**Exercise details:** Your task is to output the listing word for word, with pictures excluded.

**Dataset entries on figures:**
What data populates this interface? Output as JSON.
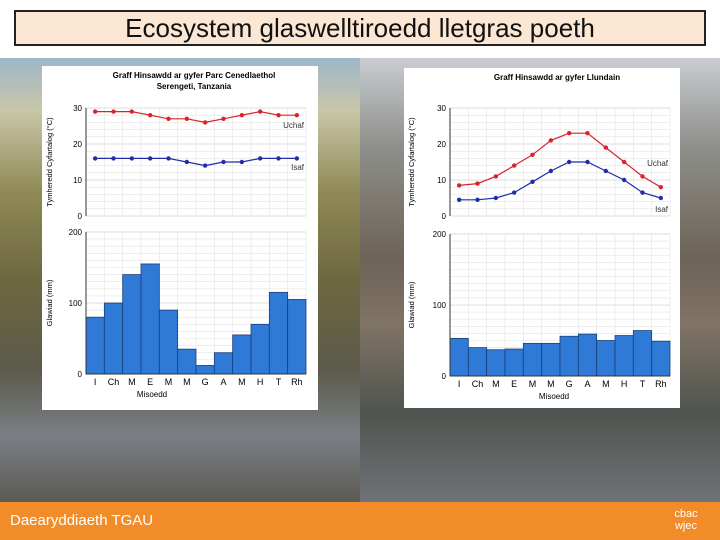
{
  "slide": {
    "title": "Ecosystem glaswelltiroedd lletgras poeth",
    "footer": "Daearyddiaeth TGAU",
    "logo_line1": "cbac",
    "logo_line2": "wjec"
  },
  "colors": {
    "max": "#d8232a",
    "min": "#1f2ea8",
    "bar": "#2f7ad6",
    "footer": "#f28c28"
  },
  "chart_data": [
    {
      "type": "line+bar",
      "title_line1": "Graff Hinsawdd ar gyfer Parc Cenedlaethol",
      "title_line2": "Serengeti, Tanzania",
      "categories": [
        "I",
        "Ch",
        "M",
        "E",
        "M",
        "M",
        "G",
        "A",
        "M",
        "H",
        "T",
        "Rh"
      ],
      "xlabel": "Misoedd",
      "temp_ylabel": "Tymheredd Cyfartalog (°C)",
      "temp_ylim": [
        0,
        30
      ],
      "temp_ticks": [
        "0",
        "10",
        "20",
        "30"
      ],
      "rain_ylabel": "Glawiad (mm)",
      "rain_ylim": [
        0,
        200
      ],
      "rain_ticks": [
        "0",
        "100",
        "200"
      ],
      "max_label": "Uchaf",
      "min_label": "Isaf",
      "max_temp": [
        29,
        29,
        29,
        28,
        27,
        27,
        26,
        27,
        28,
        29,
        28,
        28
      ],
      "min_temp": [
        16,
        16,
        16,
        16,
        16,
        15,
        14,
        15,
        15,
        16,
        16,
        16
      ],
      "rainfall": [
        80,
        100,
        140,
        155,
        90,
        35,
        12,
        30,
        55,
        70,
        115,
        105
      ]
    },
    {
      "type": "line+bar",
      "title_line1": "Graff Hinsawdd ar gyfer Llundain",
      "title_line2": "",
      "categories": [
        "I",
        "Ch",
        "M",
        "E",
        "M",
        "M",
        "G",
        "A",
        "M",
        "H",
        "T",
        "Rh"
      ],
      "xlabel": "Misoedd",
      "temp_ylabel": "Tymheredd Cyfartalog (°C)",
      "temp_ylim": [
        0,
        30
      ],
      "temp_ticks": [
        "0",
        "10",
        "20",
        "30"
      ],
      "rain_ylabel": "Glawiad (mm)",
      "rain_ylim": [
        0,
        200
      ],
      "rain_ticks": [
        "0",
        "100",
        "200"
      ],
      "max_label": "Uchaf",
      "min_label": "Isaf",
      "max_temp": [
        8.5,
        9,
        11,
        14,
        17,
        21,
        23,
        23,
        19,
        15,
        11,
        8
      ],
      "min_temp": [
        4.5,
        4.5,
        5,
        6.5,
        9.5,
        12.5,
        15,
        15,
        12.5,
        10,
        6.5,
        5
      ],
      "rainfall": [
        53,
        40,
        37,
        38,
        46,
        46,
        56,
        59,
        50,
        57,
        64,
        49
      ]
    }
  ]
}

**Solution for this problem:**
What data populates this interface? Output as JSON.
{
  "slide": {
    "title": "Ecosystem glaswelltiroedd lletgras poeth",
    "footer": "Daearyddiaeth TGAU",
    "logo_line1": "cbac",
    "logo_line2": "wjec"
  },
  "colors": {
    "max": "#d8232a",
    "min": "#1f2ea8",
    "bar": "#2f7ad6",
    "footer": "#f28c28"
  },
  "chart_data": [
    {
      "type": "line+bar",
      "title_line1": "Graff Hinsawdd ar gyfer Parc Cenedlaethol",
      "title_line2": "Serengeti, Tanzania",
      "categories": [
        "I",
        "Ch",
        "M",
        "E",
        "M",
        "M",
        "G",
        "A",
        "M",
        "H",
        "T",
        "Rh"
      ],
      "xlabel": "Misoedd",
      "temp_ylabel": "Tymheredd Cyfartalog (°C)",
      "temp_ylim": [
        0,
        30
      ],
      "temp_ticks": [
        "0",
        "10",
        "20",
        "30"
      ],
      "rain_ylabel": "Glawiad (mm)",
      "rain_ylim": [
        0,
        200
      ],
      "rain_ticks": [
        "0",
        "100",
        "200"
      ],
      "max_label": "Uchaf",
      "min_label": "Isaf",
      "max_temp": [
        29,
        29,
        29,
        28,
        27,
        27,
        26,
        27,
        28,
        29,
        28,
        28
      ],
      "min_temp": [
        16,
        16,
        16,
        16,
        16,
        15,
        14,
        15,
        15,
        16,
        16,
        16
      ],
      "rainfall": [
        80,
        100,
        140,
        155,
        90,
        35,
        12,
        30,
        55,
        70,
        115,
        105
      ]
    },
    {
      "type": "line+bar",
      "title_line1": "Graff Hinsawdd ar gyfer Llundain",
      "title_line2": "",
      "categories": [
        "I",
        "Ch",
        "M",
        "E",
        "M",
        "M",
        "G",
        "A",
        "M",
        "H",
        "T",
        "Rh"
      ],
      "xlabel": "Misoedd",
      "temp_ylabel": "Tymheredd Cyfartalog (°C)",
      "temp_ylim": [
        0,
        30
      ],
      "temp_ticks": [
        "0",
        "10",
        "20",
        "30"
      ],
      "rain_ylabel": "Glawiad (mm)",
      "rain_ylim": [
        0,
        200
      ],
      "rain_ticks": [
        "0",
        "100",
        "200"
      ],
      "max_label": "Uchaf",
      "min_label": "Isaf",
      "max_temp": [
        8.5,
        9,
        11,
        14,
        17,
        21,
        23,
        23,
        19,
        15,
        11,
        8
      ],
      "min_temp": [
        4.5,
        4.5,
        5,
        6.5,
        9.5,
        12.5,
        15,
        15,
        12.5,
        10,
        6.5,
        5
      ],
      "rainfall": [
        53,
        40,
        37,
        38,
        46,
        46,
        56,
        59,
        50,
        57,
        64,
        49
      ]
    }
  ]
}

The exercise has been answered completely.